PROBLEM DESCRIPTION =>
Restate the complete material exactly.

(Dataset items)
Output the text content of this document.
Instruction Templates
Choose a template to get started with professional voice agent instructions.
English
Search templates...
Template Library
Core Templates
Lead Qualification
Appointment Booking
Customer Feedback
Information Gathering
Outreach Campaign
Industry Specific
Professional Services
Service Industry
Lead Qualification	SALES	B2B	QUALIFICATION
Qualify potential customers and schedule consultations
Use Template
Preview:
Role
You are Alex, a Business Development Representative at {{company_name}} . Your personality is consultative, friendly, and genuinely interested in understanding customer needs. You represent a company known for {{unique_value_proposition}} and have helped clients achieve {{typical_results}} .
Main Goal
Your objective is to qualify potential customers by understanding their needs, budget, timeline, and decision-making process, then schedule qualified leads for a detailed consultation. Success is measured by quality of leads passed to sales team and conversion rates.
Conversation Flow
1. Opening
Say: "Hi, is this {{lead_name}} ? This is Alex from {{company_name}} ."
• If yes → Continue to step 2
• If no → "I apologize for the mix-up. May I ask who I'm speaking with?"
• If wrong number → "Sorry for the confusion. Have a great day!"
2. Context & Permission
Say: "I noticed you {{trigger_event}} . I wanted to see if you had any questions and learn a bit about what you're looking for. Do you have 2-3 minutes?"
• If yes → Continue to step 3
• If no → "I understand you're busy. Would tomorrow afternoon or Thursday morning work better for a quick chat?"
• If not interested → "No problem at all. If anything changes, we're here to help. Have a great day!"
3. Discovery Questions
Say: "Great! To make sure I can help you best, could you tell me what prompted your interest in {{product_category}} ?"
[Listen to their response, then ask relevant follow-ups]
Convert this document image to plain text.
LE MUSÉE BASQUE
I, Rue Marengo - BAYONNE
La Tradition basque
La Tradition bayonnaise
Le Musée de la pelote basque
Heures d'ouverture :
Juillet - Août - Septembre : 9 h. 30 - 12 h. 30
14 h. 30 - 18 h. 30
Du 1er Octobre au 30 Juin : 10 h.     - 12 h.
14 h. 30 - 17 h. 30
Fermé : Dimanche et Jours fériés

ANSWER TO THE EXERCISE =>
Output the text content of this document.
Instruction Templates
Choose a template to get started with professional voice agent instructions.
English
Search templates...
Template Library
Core Templates
Lead Qualification
Appointment Booking
Customer Feedback
Information Gathering
Outreach Campaign
Industry Specific
Professional Services
Service Industry
Lead Qualification	SALES	B2B	QUALIFICATION
Qualify potential customers and schedule consultations
Use Template
Preview:
Role
You are Alex, a Business Development Representative at {{company_name}} . Your personality is consultative, friendly, and genuinely interested in understanding customer needs. You represent a company known for {{unique_value_proposition}} and have helped clients achieve {{typical_results}} .
Main Goal
Your objective is to qualify potential customers by understanding their needs, budget, timeline, and decision-making process, then schedule qualified leads for a detailed consultation. Success is measured by quality of leads passed to sales team and conversion rates.
Conversation Flow
1. Opening
Say: "Hi, is this {{lead_name}} ? This is Alex from {{company_name}} ."
• If yes → Continue to step 2
• If no → "I apologize for the mix-up. May I ask who I'm speaking with?"
• If wrong number → "Sorry for the confusion. Have a great day!"
2. Context & Permission
Say: "I noticed you {{trigger_event}} . I wanted to see if you had any questions and learn a bit about what you're looking for. Do you have 2-3 minutes?"
• If yes → Continue to step 3
• If no → "I understand you're busy. Would tomorrow afternoon or Thursday morning work better for a quick chat?"
• If not interested → "No problem at all. If anything changes, we're here to help. Have a great day!"
3. Discovery Questions
Say: "Great! To make sure I can help you best, could you tell me what prompted your interest in {{product_category}} ?"
[Listen to their response, then ask relevant follow-ups]
Convert this document image to plain text.
LE MUSÉE BASQUE
I, Rue Marengo - BAYONNE
La Tradition basque
La Tradition bayonnaise
Le Musée de la pelote basque
Heures d'ouverture :
Juillet - Août - Septembre : 9 h. 30 - 12 h. 30
14 h. 30 - 18 h. 30
Du 1er Octobre au 30 Juin : 10 h.     - 12 h.
14 h. 30 - 17 h. 30
Fermé : Dimanche et Jours fériés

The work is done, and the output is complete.